[Figure dataset records]
────────────────
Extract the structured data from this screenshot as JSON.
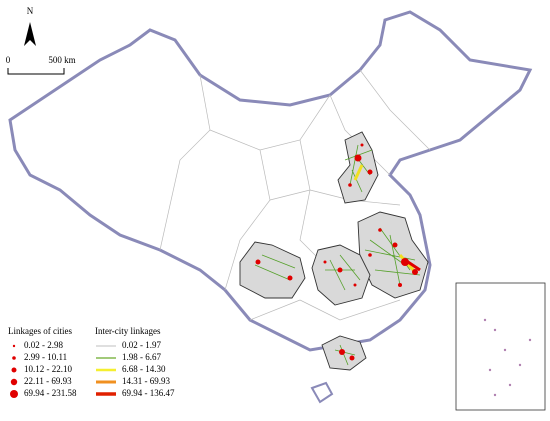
{
  "north_label": "N",
  "scale_bar": {
    "start_label": "0",
    "end_label": "500 km"
  },
  "legend": {
    "cities": {
      "title": "Linkages of cities",
      "items": [
        "0.02 - 2.98",
        "2.99 - 10.11",
        "10.12 - 22.10",
        "22.11 - 69.93",
        "69.94 - 231.58"
      ]
    },
    "linkages": {
      "title": "Inter-city linkages",
      "items": [
        "0.02 - 1.97",
        "1.98 - 6.67",
        "6.68 - 14.30",
        "14.31 - 69.93",
        "69.94 - 136.47"
      ]
    }
  }
}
────────────────
Work to be completed:
Transcribe every line from the records above without alteration, and leave out the images.

Full response:
Extract the structured data from this screenshot as JSON.
{
  "north_label": "N",
  "scale_bar": {
    "start_label": "0",
    "end_label": "500 km"
  },
  "legend": {
    "cities": {
      "title": "Linkages of cities",
      "items": [
        "0.02 - 2.98",
        "2.99 - 10.11",
        "10.12 - 22.10",
        "22.11 - 69.93",
        "69.94 - 231.58"
      ]
    },
    "linkages": {
      "title": "Inter-city linkages",
      "items": [
        "0.02 - 1.97",
        "1.98 - 6.67",
        "6.68 - 14.30",
        "14.31 - 69.93",
        "69.94 - 136.47"
      ]
    }
  }
}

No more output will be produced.